# some work done



## kitobi (Apr 22, 2017)

hi all.

well myself and my good wife Annemarie have been in the garden most of the afternoon making some mods to the BBQ

I have taken some pics as follows

the old BBQ that has served us well, needs to be cut up and ditched, on closer inspection the lid although rusty was in very good order, a sand down and respray with high temp paint it made a good heat baffle, just needed trimming down and a bit of a reshape













old bbq.jpg



__ kitobi
__ Apr 22, 2017






The New upgrade grill that we have just bought and will be applying mods to today













new bbq.jpg



__ kitobi
__ Apr 22, 2017






new fire grate made from 3mm expanded steel in the side box, cut with a angle grinder, this was the worst bit and I cant tell you how much blood I lost shaping this !!

→ Required work:
Please quote the BBQ thread, starting at "new fire grate" and ending at "shaping this !!". The records are separate from the BBQ thread.

Rows from a layout dataset:
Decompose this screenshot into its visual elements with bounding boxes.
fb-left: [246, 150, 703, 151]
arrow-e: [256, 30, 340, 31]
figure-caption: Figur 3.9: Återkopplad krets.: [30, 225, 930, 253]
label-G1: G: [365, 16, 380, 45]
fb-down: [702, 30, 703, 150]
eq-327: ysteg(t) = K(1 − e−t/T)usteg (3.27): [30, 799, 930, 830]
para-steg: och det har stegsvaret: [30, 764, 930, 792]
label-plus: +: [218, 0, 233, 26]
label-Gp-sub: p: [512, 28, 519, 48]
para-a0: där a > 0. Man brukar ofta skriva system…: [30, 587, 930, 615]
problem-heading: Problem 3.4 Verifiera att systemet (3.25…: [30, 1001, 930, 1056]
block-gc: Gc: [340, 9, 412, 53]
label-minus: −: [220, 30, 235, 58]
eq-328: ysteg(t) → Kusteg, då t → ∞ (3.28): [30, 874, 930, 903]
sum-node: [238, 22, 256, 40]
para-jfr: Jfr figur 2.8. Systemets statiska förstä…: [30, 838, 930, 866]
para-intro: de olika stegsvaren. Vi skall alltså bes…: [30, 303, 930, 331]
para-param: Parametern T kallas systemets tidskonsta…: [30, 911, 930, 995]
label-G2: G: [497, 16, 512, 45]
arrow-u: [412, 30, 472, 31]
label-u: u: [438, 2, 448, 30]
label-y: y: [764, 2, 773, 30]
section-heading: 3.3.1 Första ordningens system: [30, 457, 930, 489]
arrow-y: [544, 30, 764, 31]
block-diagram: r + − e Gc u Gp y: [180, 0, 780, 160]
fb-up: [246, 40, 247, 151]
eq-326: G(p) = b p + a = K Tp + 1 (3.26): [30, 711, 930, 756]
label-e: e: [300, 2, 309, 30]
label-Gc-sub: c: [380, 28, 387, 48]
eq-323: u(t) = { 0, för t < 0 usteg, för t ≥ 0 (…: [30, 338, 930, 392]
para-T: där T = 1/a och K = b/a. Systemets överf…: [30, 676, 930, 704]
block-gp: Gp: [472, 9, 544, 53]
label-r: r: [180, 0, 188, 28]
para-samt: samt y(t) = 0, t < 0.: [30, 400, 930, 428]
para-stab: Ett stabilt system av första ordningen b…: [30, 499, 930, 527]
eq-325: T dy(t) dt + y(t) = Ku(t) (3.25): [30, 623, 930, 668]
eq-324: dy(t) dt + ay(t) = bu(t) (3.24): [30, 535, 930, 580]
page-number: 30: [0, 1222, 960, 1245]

→ Answer for this exercise:
new fire grate made from 3mm expanded steel in the side box, cut with a angle grinder, this was the worst bit and I cant tell you how much blood I lost shaping this !!